What the task requires:
Copy each line below in which the string "folder" occurs.

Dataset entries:
^^^^^^^^^^^^^^^^
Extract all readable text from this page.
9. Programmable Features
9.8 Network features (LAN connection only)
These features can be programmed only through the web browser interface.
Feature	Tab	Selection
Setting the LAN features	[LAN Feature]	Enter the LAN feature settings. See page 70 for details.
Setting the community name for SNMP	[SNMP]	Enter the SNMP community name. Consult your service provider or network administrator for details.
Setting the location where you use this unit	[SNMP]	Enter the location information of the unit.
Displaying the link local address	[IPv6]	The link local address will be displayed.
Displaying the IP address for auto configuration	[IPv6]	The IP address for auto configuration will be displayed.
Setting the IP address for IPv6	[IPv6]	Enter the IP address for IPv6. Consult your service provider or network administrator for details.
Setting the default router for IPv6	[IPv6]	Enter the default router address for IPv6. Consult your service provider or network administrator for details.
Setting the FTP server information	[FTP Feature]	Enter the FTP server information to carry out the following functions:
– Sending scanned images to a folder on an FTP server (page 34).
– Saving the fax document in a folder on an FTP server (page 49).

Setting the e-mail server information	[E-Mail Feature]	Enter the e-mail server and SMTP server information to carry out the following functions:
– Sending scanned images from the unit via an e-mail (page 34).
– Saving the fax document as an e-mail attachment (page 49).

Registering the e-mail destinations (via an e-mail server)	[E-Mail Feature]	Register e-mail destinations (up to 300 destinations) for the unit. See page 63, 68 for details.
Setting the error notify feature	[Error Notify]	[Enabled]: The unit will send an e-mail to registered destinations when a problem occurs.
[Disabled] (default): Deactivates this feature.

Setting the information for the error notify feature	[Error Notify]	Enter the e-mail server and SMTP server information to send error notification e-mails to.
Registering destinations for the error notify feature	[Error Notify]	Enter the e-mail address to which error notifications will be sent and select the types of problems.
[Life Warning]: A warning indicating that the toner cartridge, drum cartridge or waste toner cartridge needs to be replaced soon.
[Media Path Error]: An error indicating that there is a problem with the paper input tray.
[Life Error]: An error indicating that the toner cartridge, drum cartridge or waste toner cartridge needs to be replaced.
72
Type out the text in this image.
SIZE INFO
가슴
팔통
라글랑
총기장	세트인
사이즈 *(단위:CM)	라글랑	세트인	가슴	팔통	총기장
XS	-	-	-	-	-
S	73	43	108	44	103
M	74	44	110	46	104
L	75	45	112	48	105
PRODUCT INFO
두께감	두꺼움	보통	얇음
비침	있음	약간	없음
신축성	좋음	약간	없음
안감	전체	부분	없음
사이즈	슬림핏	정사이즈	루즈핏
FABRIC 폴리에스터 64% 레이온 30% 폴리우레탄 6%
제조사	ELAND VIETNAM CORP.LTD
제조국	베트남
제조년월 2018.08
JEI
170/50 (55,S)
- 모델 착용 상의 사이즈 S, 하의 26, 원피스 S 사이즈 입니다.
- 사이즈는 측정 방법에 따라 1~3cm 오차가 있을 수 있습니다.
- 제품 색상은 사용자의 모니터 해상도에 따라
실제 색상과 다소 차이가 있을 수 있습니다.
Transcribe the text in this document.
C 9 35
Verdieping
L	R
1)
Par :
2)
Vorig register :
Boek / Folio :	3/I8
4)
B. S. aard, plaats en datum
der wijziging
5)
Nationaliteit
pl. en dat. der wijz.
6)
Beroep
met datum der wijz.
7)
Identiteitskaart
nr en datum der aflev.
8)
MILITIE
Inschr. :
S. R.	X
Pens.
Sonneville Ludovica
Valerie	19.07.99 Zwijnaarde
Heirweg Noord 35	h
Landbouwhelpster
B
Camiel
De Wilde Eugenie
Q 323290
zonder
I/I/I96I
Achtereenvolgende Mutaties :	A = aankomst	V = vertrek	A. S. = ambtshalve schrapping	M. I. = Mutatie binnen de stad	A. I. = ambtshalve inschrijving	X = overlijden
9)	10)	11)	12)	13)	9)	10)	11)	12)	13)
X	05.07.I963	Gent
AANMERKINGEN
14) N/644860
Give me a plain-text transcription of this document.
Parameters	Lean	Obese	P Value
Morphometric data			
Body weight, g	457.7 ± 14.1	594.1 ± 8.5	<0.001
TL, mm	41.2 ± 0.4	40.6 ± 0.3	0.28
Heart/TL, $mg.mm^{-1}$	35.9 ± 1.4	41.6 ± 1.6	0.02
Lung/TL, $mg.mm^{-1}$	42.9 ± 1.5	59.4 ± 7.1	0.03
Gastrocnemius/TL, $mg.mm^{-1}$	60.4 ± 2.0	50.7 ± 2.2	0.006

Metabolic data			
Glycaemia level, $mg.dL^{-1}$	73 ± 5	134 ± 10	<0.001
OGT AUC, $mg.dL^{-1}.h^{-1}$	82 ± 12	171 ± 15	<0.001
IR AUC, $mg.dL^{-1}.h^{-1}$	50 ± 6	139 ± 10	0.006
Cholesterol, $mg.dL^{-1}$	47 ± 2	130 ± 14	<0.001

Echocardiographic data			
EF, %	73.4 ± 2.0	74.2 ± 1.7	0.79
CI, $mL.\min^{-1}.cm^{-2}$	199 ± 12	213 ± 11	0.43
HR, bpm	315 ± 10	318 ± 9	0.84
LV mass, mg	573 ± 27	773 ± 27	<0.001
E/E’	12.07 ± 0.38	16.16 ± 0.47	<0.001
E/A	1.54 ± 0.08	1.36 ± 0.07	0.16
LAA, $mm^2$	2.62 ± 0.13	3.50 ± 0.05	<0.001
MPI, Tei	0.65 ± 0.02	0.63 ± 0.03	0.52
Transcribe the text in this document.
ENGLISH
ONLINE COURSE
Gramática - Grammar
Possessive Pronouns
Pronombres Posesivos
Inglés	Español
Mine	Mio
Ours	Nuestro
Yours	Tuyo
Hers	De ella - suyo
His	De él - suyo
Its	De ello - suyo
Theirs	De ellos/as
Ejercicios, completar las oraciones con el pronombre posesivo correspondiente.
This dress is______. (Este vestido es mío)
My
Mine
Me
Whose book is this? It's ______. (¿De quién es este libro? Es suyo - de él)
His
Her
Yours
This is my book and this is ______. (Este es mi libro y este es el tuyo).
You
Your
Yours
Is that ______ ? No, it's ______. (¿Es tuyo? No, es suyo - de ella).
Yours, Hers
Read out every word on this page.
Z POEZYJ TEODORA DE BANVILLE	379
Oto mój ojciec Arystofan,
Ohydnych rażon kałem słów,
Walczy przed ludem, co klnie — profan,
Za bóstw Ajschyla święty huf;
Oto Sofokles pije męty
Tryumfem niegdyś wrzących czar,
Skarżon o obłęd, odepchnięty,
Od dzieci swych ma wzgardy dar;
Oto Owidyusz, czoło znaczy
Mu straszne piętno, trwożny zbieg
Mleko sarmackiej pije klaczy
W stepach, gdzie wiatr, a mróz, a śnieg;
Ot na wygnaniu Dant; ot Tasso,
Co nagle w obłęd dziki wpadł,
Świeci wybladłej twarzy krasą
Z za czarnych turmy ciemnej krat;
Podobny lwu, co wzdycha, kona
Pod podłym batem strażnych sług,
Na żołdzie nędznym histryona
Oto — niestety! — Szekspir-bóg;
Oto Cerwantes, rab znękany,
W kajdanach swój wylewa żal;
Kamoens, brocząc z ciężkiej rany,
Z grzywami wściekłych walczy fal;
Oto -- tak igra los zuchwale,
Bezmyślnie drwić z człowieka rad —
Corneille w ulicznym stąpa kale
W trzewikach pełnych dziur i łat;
^^^^^^^^^^^^^^^^
Task solution:
– Sending scanned images to a folder on an FTP server (page 34).
– Saving the fax document in a folder on an FTP server (page 49).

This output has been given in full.